Directive | Identify the lines that include the word "nanoAVR", then copy all of them.

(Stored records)
+--

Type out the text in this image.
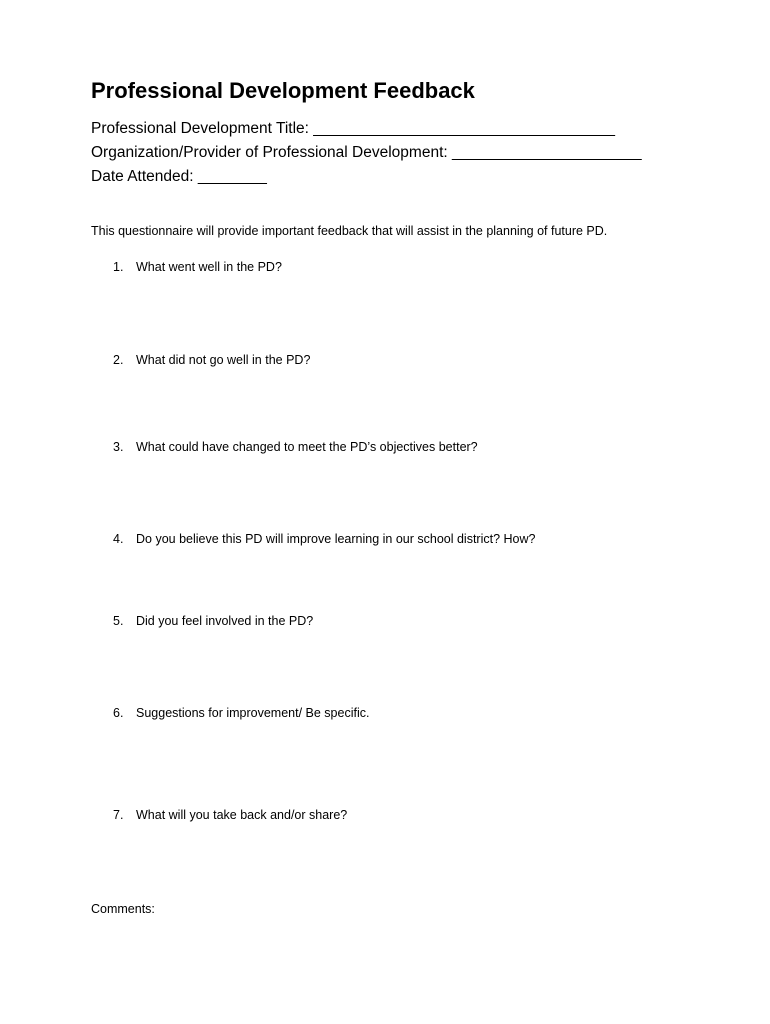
Professional Development Feedback
Professional Development Title: ___________________________________
Organization/Provider of Professional Development: ______________________
Date Attended: ________
This questionnaire will provide important feedback that will assist in the planning of future PD.
1. What went well in the PD?
2. What did not go well in the PD?
3. What could have changed to meet the PD’s objectives better?
4. Do you believe this PD will improve learning in our school district? How?
5. Did you feel involved in the PD?
6. Suggestions for improvement/ Be specific.
7. What will you take back and/or share?
Comments:
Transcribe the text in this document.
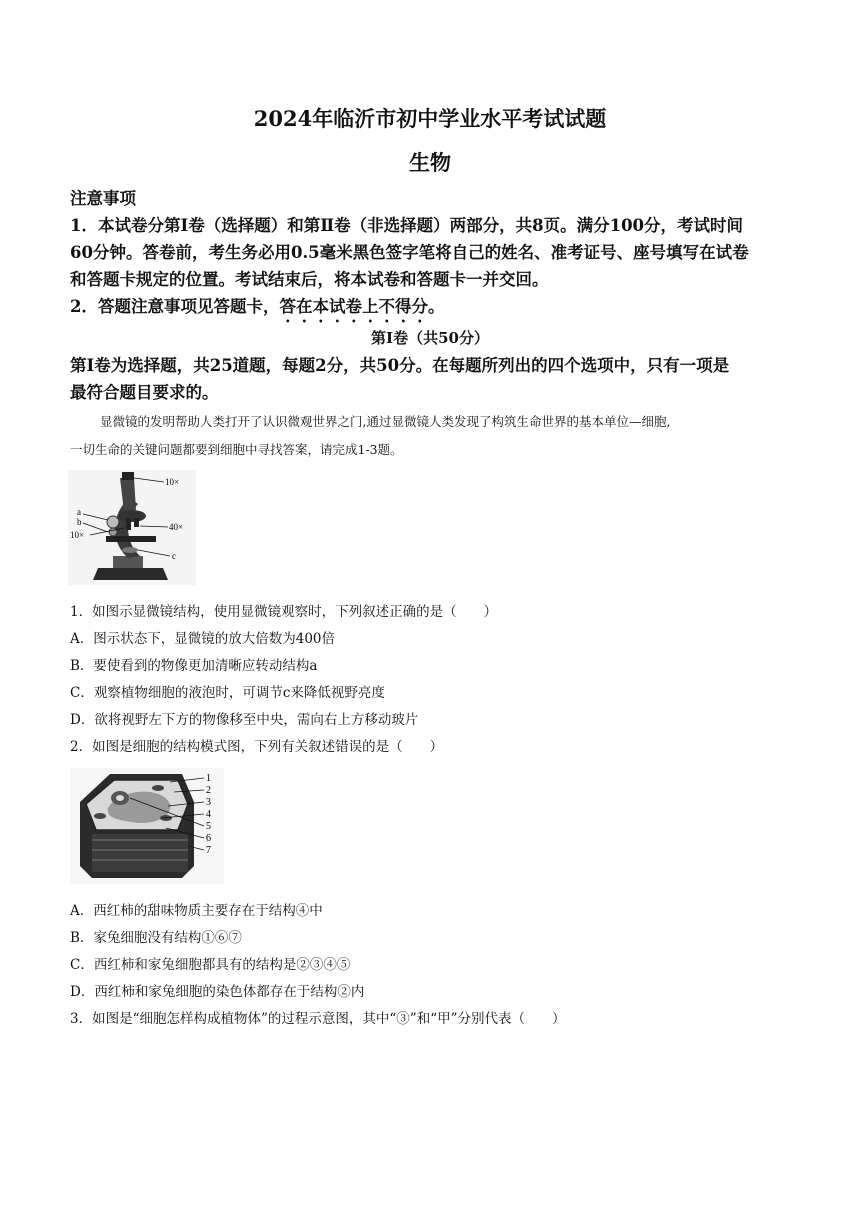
2024年临沂市初中学业水平考试试题
生物
注意事项
1．本试卷分第Ⅰ卷（选择题）和第Ⅱ卷（非选择题）两部分，共8页。满分100分，考试时间
60分钟。答卷前，考生务必用0.5毫米黑色签字笔将自己的姓名、准考证号、座号填写在试卷
和答题卡规定的位置。考试结束后，将本试卷和答题卡一并交回。
2．答题注意事项见答题卡，答在本试卷上不得分。
第Ⅰ卷（共50分）
第Ⅰ卷为选择题，共25道题，每题2分，共50分。在每题所列出的四个选项中，只有一项是
最符合题目要求的。
显微镜的发明帮助人类打开了认识微观世界之门,通过显微镜人类发现了构筑生命世界的基本单位—细胞,
一切生命的关键问题都要到细胞中寻找答案，请完成1-3题。
10×
a
b	40×
10×
c
1．如图示显微镜结构，使用显微镜观察时，下列叙述正确的是（　　）
A．图示状态下，显微镜的放大倍数为400倍
B．要使看到的物像更加清晰应转动结构a
C．观察植物细胞的液泡时，可调节c来降低视野亮度
D．欲将视野左下方的物像移至中央，需向右上方移动玻片
2．如图是细胞的结构模式图，下列有关叙述错误的是（　　）
1
2
3
4
5
6
7
A．西红柿的甜味物质主要存在于结构④中
B．家兔细胞没有结构①⑥⑦
C．西红柿和家兔细胞都具有的结构是②③④⑤
D．西红柿和家兔细胞的染色体都存在于结构②内
3．如图是“细胞怎样构成植物体”的过程示意图，其中“③”和“甲”分别代表（　　）
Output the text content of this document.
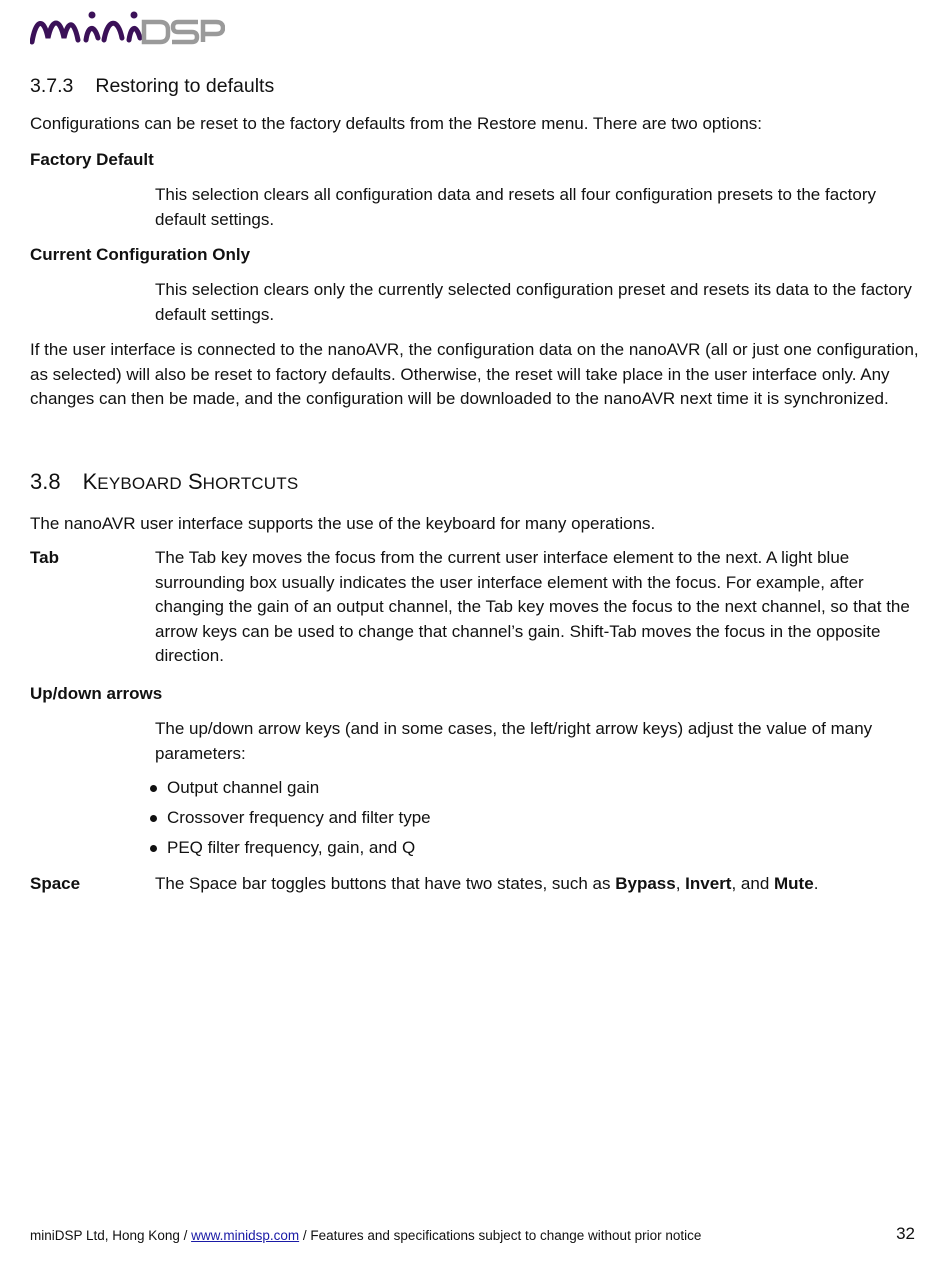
3.7.3 Restoring to defaults
Configurations can be reset to the factory defaults from the Restore menu. There are two options:
Factory Default
This selection clears all configuration data and resets all four configuration presets to the factory default settings.
Current Configuration Only
This selection clears only the currently selected configuration preset and resets its data to the factory default settings.
If the user interface is connected to the nanoAVR, the configuration data on the nanoAVR (all or just one configuration, as selected) will also be reset to factory defaults. Otherwise, the reset will take place in the user interface only. Any changes can then be made, and the configuration will be downloaded to the nanoAVR next time it is synchronized.
3.8 KEYBOARD SHORTCUTS
The nanoAVR user interface supports the use of the keyboard for many operations.
Tab	The Tab key moves the focus from the current user interface element to the next. A light blue surrounding box usually indicates the user interface element with the focus. For example, after changing the gain of an output channel, the Tab key moves the focus to the next channel, so that the arrow keys can be used to change that channel’s gain. Shift-Tab moves the focus in the opposite direction.
Up/down arrows
The up/down arrow keys (and in some cases, the left/right arrow keys) adjust the value of many parameters:
Output channel gain
Crossover frequency and filter type
PEQ filter frequency, gain, and Q
Space	The Space bar toggles buttons that have two states, such as Bypass, Invert, and Mute.
miniDSP Ltd, Hong Kong / www.minidsp.com / Features and specifications subject to change without prior notice	32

+--

Completed exercise |
If the user interface is connected to the nanoAVR, the configuration data on the nanoAVR (all or just one configuration, as selected) will also be reset to factory defaults. Otherwise, the reset will take place in the user interface only. Any changes can then be made, and the configuration will be downloaded to the nanoAVR next time it is synchronized.
The nanoAVR user interface supports the use of the keyboard for many operations.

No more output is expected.